(Saved entries)

[BEGIN]

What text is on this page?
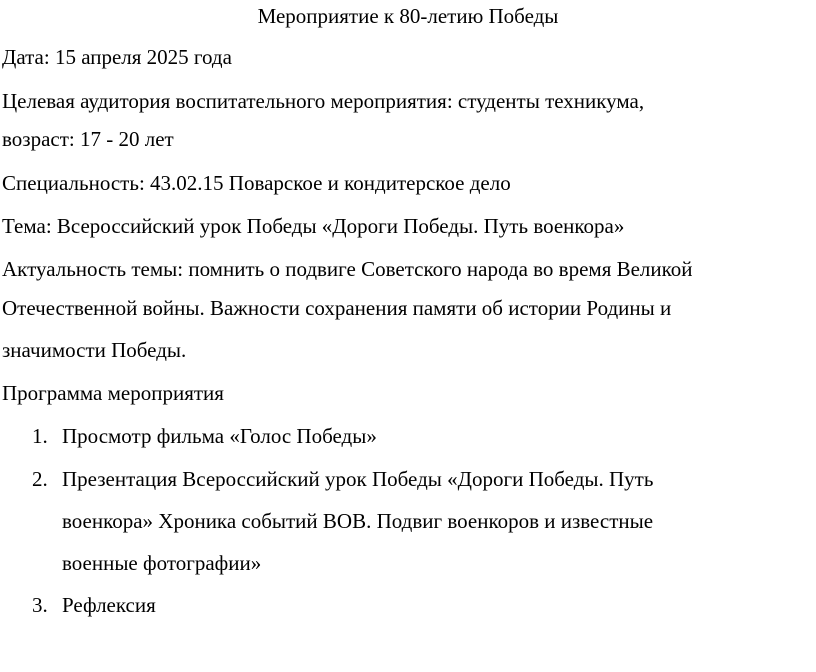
Мероприятие к 80-летию Победы
Дата: 15 апреля 2025 года
Целевая аудитория воспитательного мероприятия: студенты техникума,
возраст: 17 - 20 лет
Специальность: 43.02.15 Поварское и кондитерское дело
Тема: Всероссийский урок Победы «Дороги Победы. Путь военкора»
Актуальность темы: помнить о подвиге Советского народа во время Великой
Отечественной войны. Важности сохранения памяти об истории Родины и
значимости Победы.
Программа мероприятия
1. Просмотр фильма «Голос Победы»
2. Презентация Всероссийский урок Победы «Дороги Победы. Путь
военкора» Хроника событий ВОВ. Подвиг военкоров и известные
военные фотографии»
3. Рефлексия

[END]

What to do. List each line in the listing that contains the string "урок".

Solution to the problem.
Тема: Всероссийский урок Победы «Дороги Победы. Путь военкора»
2. Презентация Всероссийский урок Победы «Дороги Победы. Путь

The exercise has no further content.